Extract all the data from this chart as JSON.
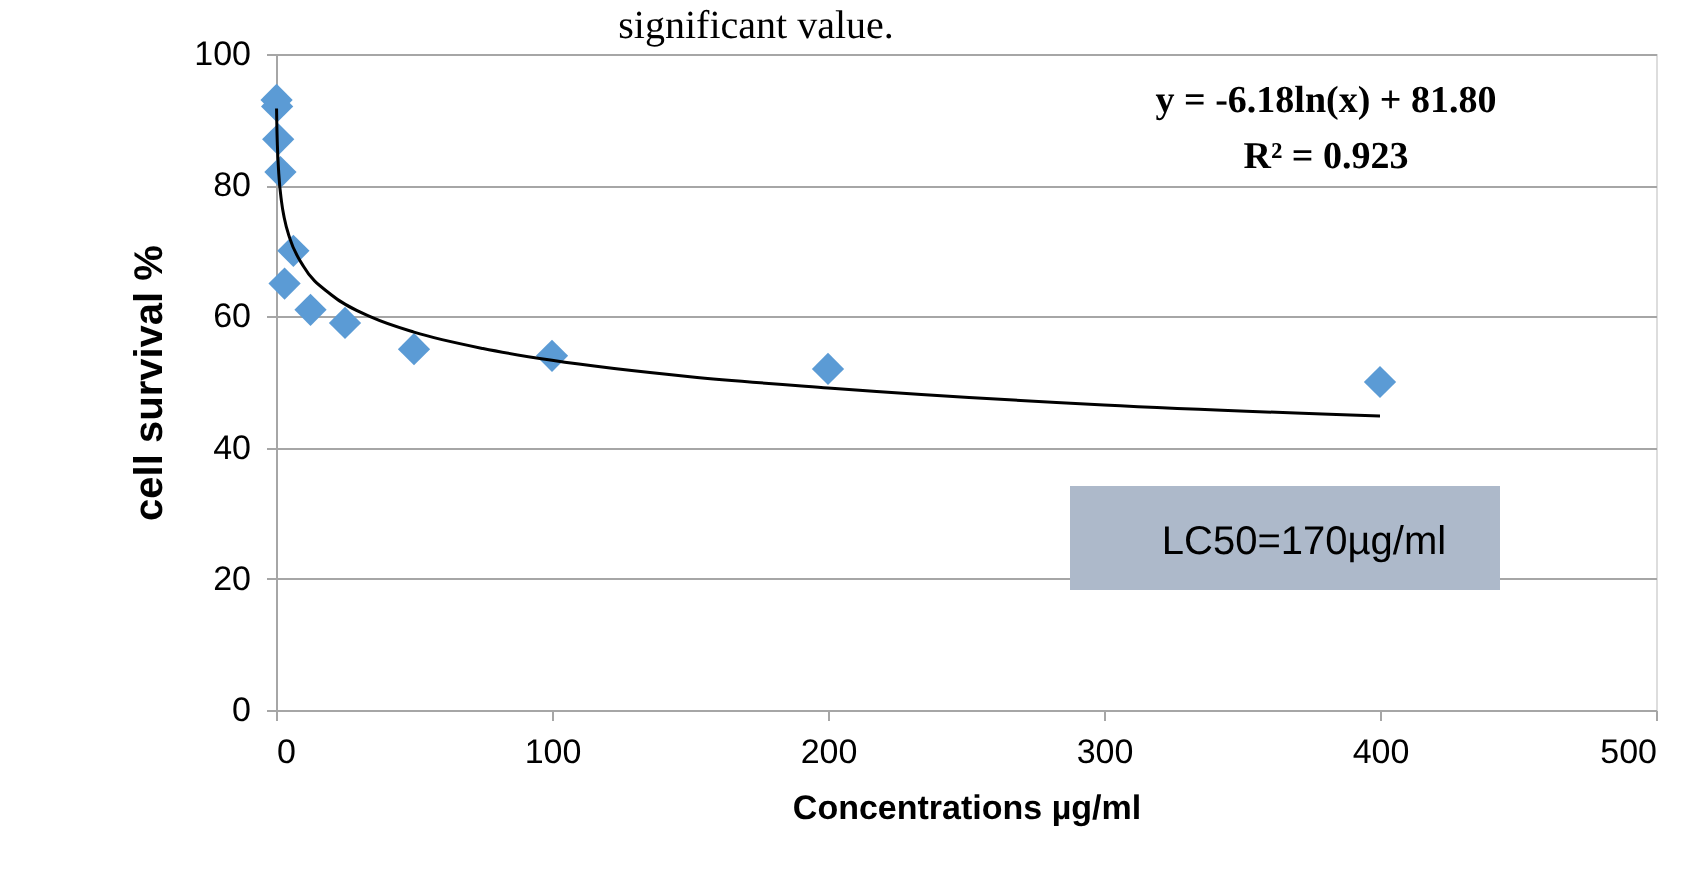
{
  "chart_data": {
    "type": "scatter",
    "title": "significant value.",
    "xlabel": "Concentrations µg/ml",
    "ylabel": "cell survival %",
    "annotations": [
      "y = -6.18ln(x) + 81.80",
      "R² = 0.923",
      "LC50=170µg/ml"
    ],
    "series": [
      {
        "color": "#5b9bd5",
        "marker": "diamond",
        "x": [
          0.2,
          0.4,
          0.8,
          1.6,
          3.1,
          6.3,
          12.5,
          25,
          50,
          100,
          200,
          400
        ],
        "values": [
          93,
          92,
          87,
          82,
          65,
          70,
          61,
          59,
          55,
          54,
          52,
          50
        ]
      },
      {
        "type": "line",
        "color": "#000000",
        "marker": "none",
        "x": [
          0.2,
          0.3,
          0.5,
          1,
          2,
          3,
          5,
          10,
          20,
          35,
          50,
          75,
          100,
          150,
          200,
          300,
          400
        ],
        "values": [
          91.7,
          89.2,
          86.1,
          81.8,
          77.5,
          75.0,
          71.9,
          67.6,
          63.3,
          59.8,
          57.6,
          55.1,
          53.3,
          50.8,
          49.1,
          46.5,
          44.8
        ]
      }
    ],
    "xlim": [
      0,
      500
    ],
    "xticks": [
      0,
      100,
      200,
      300,
      400,
      500
    ],
    "ylim": [
      0,
      100
    ],
    "yticks": [
      0,
      20,
      40,
      60,
      80,
      100
    ],
    "grid": "y"
  }
}
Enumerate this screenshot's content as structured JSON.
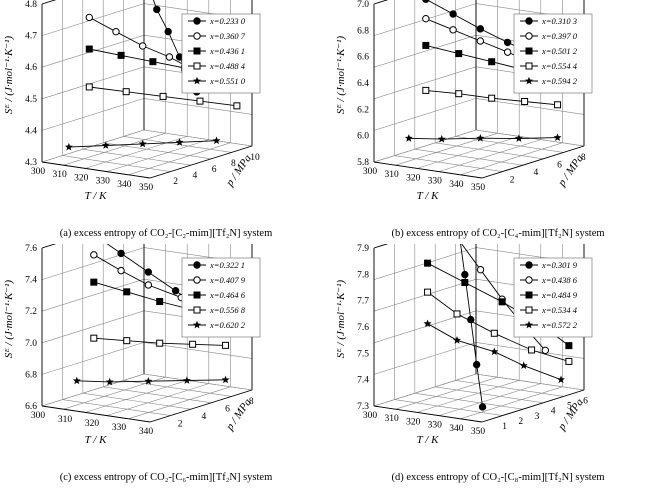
{
  "panels": [
    {
      "caption": "(a)  excess entropy of CO₂-[C₂-mim][Tf₂N] system",
      "chart_data": {
        "type": "line3d",
        "zlabel": "Sᴱ / (J·mol⁻¹·K⁻¹)",
        "xlabel": "T / K",
        "ylabel": "p / MPa",
        "x_ticks": [
          "300",
          "310",
          "320",
          "330",
          "340",
          "350"
        ],
        "y_ticks": [
          "2",
          "4",
          "6",
          "8",
          "10"
        ],
        "z_ticks": [
          "4.3",
          "4.4",
          "4.5",
          "4.6",
          "4.7",
          "4.8"
        ],
        "xlim": [
          300,
          350
        ],
        "ylim": [
          0,
          10
        ],
        "zlim": [
          4.3,
          4.8
        ],
        "series": [
          {
            "name": "x=0.233 0",
            "marker": "circle-filled",
            "x": [
              303,
              313,
              323,
              333,
              343,
              348
            ],
            "y": [
              9.5,
              8.5,
              7.5,
              6.5,
              5.5,
              5.0
            ],
            "z": [
              4.79,
              4.71,
              4.66,
              4.6,
              4.54,
              4.52
            ]
          },
          {
            "name": "x=0.360 7",
            "marker": "circle-open",
            "x": [
              303,
              313,
              323,
              333,
              343,
              348
            ],
            "y": [
              4.0,
              4.5,
              5.0,
              5.5,
              6.0,
              6.5
            ],
            "z": [
              4.72,
              4.68,
              4.64,
              4.61,
              4.57,
              4.55
            ]
          },
          {
            "name": "x=0.436 1",
            "marker": "square-filled",
            "x": [
              303,
              313,
              323,
              333,
              343,
              348
            ],
            "y": [
              4.0,
              5.0,
              6.0,
              7.0,
              8.0,
              9.0
            ],
            "z": [
              4.62,
              4.6,
              4.58,
              4.56,
              4.54,
              4.52
            ]
          },
          {
            "name": "x=0.488 4",
            "marker": "square-open",
            "x": [
              303,
              313,
              323,
              333,
              343
            ],
            "y": [
              4.0,
              5.5,
              7.0,
              8.5,
              10.0
            ],
            "z": [
              4.5,
              4.48,
              4.46,
              4.44,
              4.42
            ]
          },
          {
            "name": "x=0.551 0",
            "marker": "star",
            "x": [
              303,
              313,
              323,
              333,
              343
            ],
            "y": [
              2.0,
              3.5,
              5.0,
              6.5,
              8.0
            ],
            "z": [
              4.33,
              4.33,
              4.33,
              4.33,
              4.33
            ]
          }
        ]
      }
    },
    {
      "caption": "(b) excess entropy of CO₂-[C₄-mim][Tf₂N] system",
      "chart_data": {
        "type": "line3d",
        "zlabel": "Sᴱ / (J·mol⁻¹·K⁻¹)",
        "xlabel": "T / K",
        "ylabel": "p / MPa",
        "x_ticks": [
          "300",
          "310",
          "320",
          "330",
          "340",
          "350"
        ],
        "y_ticks": [
          "2",
          "4",
          "6",
          "8"
        ],
        "z_ticks": [
          "5.8",
          "6.0",
          "6.2",
          "6.4",
          "6.6",
          "6.8",
          "7.0"
        ],
        "xlim": [
          300,
          350
        ],
        "ylim": [
          0,
          9
        ],
        "zlim": [
          5.8,
          7.1
        ],
        "series": [
          {
            "name": "x=0.310 3",
            "marker": "circle-filled",
            "x": [
              303,
              313,
              323,
              333,
              343
            ],
            "y": [
              4.0,
              4.5,
              5.0,
              5.5,
              6.0
            ],
            "z": [
              7.03,
              6.92,
              6.81,
              6.71,
              6.62
            ]
          },
          {
            "name": "x=0.397 0",
            "marker": "circle-open",
            "x": [
              303,
              313,
              323,
              333,
              343
            ],
            "y": [
              4.0,
              4.5,
              5.0,
              5.5,
              6.5
            ],
            "z": [
              6.87,
              6.79,
              6.71,
              6.63,
              6.51
            ]
          },
          {
            "name": "x=0.501 2",
            "marker": "square-filled",
            "x": [
              303,
              313,
              323,
              333,
              343
            ],
            "y": [
              4.0,
              5.0,
              6.0,
              7.0,
              8.0
            ],
            "z": [
              6.65,
              6.58,
              6.51,
              6.44,
              6.38
            ]
          },
          {
            "name": "x=0.554 4",
            "marker": "square-open",
            "x": [
              303,
              313,
              323,
              333,
              343
            ],
            "y": [
              4.0,
              5.0,
              6.0,
              7.0,
              8.0
            ],
            "z": [
              6.28,
              6.25,
              6.21,
              6.18,
              6.15
            ]
          },
          {
            "name": "x=0.594 2",
            "marker": "star",
            "x": [
              303,
              313,
              323,
              333,
              343
            ],
            "y": [
              2.5,
              3.5,
              5.0,
              6.5,
              8.0
            ],
            "z": [
              5.93,
              5.92,
              5.91,
              5.89,
              5.88
            ]
          }
        ]
      }
    },
    {
      "caption": "(c) excess entropy of CO₂-[C₆-mim][Tf₂N] system",
      "chart_data": {
        "type": "line3d",
        "zlabel": "Sᴱ / (J·mol⁻¹·K⁻¹)",
        "xlabel": "T / K",
        "ylabel": "p / MPa",
        "x_ticks": [
          "300",
          "310",
          "320",
          "330",
          "340"
        ],
        "y_ticks": [
          "2",
          "4",
          "6",
          "8"
        ],
        "z_ticks": [
          "6.6",
          "6.8",
          "7.0",
          "7.2",
          "7.4",
          "7.6"
        ],
        "xlim": [
          300,
          350
        ],
        "ylim": [
          0,
          9
        ],
        "zlim": [
          6.6,
          7.7
        ],
        "series": [
          {
            "name": "x=0.322 1",
            "marker": "circle-filled",
            "x": [
              303,
              313,
              323,
              333,
              343
            ],
            "y": [
              4.0,
              4.5,
              5.0,
              5.5,
              6.0
            ],
            "z": [
              7.7,
              7.58,
              7.46,
              7.34,
              7.22
            ]
          },
          {
            "name": "x=0.407 9",
            "marker": "circle-open",
            "x": [
              303,
              313,
              323,
              333,
              343
            ],
            "y": [
              4.0,
              4.5,
              5.0,
              6.0,
              7.0
            ],
            "z": [
              7.56,
              7.46,
              7.37,
              7.28,
              7.2
            ]
          },
          {
            "name": "x=0.464 6",
            "marker": "square-filled",
            "x": [
              303,
              313,
              323,
              333,
              343
            ],
            "y": [
              4.0,
              5.0,
              6.0,
              7.0,
              8.0
            ],
            "z": [
              7.37,
              7.3,
              7.23,
              7.17,
              7.1
            ]
          },
          {
            "name": "x=0.556 8",
            "marker": "square-open",
            "x": [
              303,
              313,
              323,
              333,
              343
            ],
            "y": [
              4.0,
              5.0,
              6.0,
              7.0,
              8.0
            ],
            "z": [
              6.98,
              6.96,
              6.94,
              6.93,
              6.92
            ]
          },
          {
            "name": "x=0.620 2",
            "marker": "star",
            "x": [
              303,
              313,
              323,
              333,
              343
            ],
            "y": [
              2.5,
              3.5,
              5.0,
              6.5,
              8.0
            ],
            "z": [
              6.72,
              6.71,
              6.7,
              6.69,
              6.68
            ]
          }
        ]
      }
    },
    {
      "caption": "(d) excess entropy of CO₂-[C₈-mim][Tf₂N] system",
      "chart_data": {
        "type": "line3d",
        "zlabel": "Sᴱ / (J·mol⁻¹·K⁻¹)",
        "xlabel": "T / K",
        "ylabel": "p / MPa",
        "x_ticks": [
          "300",
          "310",
          "320",
          "330",
          "340",
          "350"
        ],
        "y_ticks": [
          "1",
          "2",
          "3",
          "4",
          "5",
          "6"
        ],
        "z_ticks": [
          "7.3",
          "7.4",
          "7.5",
          "7.6",
          "7.7",
          "7.8",
          "7.9"
        ],
        "xlim": [
          300,
          350
        ],
        "ylim": [
          0,
          6.5
        ],
        "zlim": [
          7.3,
          7.9
        ],
        "series": [
          {
            "name": "x=0.301 9",
            "marker": "circle-filled",
            "x": [
              303,
              313,
              323,
              333,
              343
            ],
            "y": [
              5.0,
              4.0,
              3.0,
              2.0,
              1.0
            ],
            "z": [
              7.87,
              7.74,
              7.6,
              7.46,
              7.33
            ]
          },
          {
            "name": "x=0.438 6",
            "marker": "circle-open",
            "x": [
              303,
              313,
              323,
              333,
              343
            ],
            "y": [
              5.0,
              5.0,
              5.0,
              5.0,
              5.0
            ],
            "z": [
              7.84,
              7.74,
              7.64,
              7.55,
              7.47
            ]
          },
          {
            "name": "x=0.484 9",
            "marker": "square-filled",
            "x": [
              303,
              313,
              323,
              333,
              343
            ],
            "y": [
              3.0,
              4.0,
              5.0,
              6.0,
              6.5
            ],
            "z": [
              7.79,
              7.71,
              7.63,
              7.54,
              7.46
            ]
          },
          {
            "name": "x=0.534 4",
            "marker": "square-open",
            "x": [
              303,
              313,
              323,
              333,
              343
            ],
            "y": [
              3.0,
              3.5,
              4.5,
              5.5,
              6.5
            ],
            "z": [
              7.68,
              7.6,
              7.52,
              7.45,
              7.4
            ]
          },
          {
            "name": "x=0.572 2",
            "marker": "star",
            "x": [
              303,
              313,
              323,
              333,
              343
            ],
            "y": [
              3.0,
              3.5,
              4.5,
              5.0,
              6.0
            ],
            "z": [
              7.56,
              7.5,
              7.45,
              7.4,
              7.34
            ]
          }
        ]
      }
    }
  ]
}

* [The task] Return all lines containing the word "Tf₂N".

* [Correct answer]
      "caption": "(a)  excess entropy of CO₂-[C₂-mim][Tf₂N] system",
      "caption": "(b) excess entropy of CO₂-[C₄-mim][Tf₂N] system",
      "caption": "(c) excess entropy of CO₂-[C₆-mim][Tf₂N] system",
      "caption": "(d) excess entropy of CO₂-[C₈-mim][Tf₂N] system",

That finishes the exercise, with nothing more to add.